Data records:

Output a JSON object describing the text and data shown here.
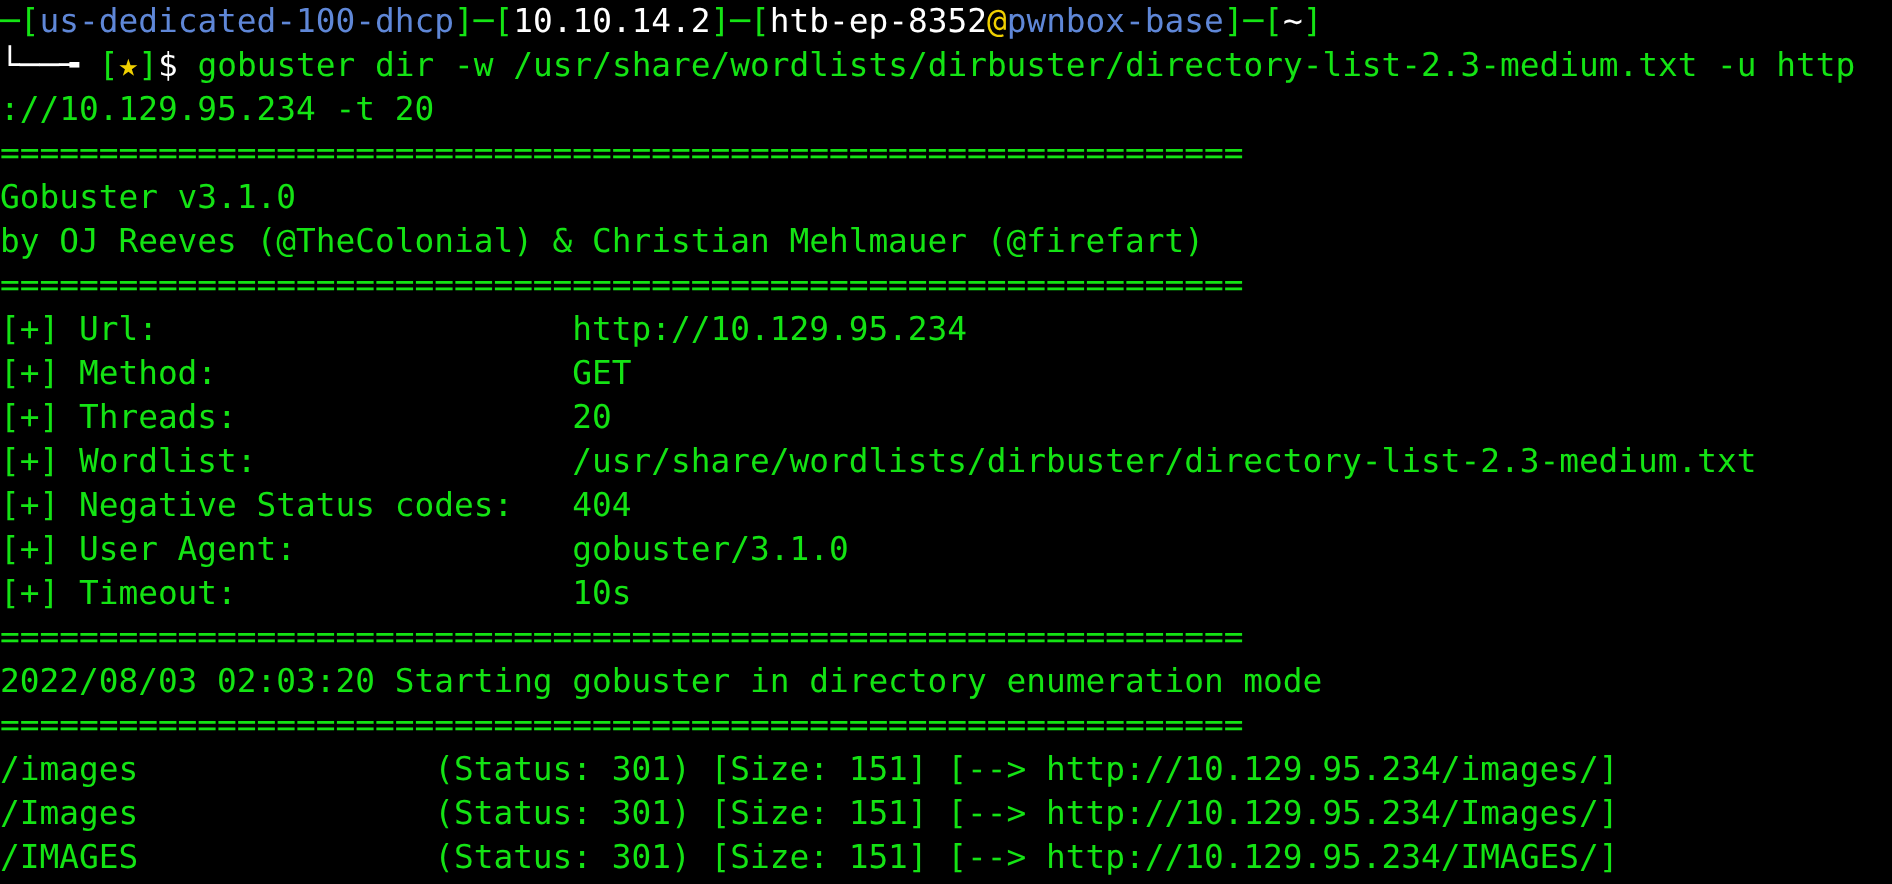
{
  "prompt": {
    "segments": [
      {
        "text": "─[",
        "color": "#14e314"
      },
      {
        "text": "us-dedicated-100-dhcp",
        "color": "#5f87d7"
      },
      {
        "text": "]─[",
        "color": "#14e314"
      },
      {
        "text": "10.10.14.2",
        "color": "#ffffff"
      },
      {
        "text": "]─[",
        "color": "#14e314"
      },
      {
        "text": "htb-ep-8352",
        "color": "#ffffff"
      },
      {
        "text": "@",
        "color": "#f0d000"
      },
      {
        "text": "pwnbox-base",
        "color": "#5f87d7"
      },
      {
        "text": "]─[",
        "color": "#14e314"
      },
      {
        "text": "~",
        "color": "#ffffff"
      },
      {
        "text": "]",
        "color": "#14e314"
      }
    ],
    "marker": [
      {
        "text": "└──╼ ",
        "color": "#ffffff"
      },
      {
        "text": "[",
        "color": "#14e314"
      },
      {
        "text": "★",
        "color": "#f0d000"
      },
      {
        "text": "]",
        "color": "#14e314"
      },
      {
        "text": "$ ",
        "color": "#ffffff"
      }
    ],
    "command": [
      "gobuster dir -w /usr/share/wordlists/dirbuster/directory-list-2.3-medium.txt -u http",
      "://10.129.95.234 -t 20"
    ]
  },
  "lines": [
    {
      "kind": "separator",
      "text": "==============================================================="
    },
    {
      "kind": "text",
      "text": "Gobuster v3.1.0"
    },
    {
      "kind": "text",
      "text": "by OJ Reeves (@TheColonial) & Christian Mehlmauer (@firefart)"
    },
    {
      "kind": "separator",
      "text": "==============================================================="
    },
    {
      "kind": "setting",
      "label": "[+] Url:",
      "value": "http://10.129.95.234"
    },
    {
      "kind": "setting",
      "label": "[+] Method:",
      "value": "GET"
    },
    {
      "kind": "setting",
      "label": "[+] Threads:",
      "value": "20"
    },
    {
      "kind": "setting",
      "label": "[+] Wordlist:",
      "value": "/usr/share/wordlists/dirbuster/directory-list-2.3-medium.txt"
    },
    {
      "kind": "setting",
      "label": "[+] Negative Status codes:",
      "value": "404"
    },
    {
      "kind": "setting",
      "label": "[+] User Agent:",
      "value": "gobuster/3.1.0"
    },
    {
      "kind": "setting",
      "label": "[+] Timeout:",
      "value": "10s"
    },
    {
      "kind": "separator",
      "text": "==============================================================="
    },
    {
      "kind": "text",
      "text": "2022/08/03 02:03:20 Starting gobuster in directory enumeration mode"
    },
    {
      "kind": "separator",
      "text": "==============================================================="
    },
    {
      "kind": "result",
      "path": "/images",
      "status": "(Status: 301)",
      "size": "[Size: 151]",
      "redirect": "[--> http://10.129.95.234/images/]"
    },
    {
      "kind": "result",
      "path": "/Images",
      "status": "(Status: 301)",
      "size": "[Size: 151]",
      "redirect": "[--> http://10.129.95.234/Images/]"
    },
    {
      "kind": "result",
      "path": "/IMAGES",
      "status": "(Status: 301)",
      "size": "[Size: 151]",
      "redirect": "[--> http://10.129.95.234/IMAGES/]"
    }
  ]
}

Your goal
Some lines of the data above may hold the word "share"; report how many do, and nothing else.

Solution
2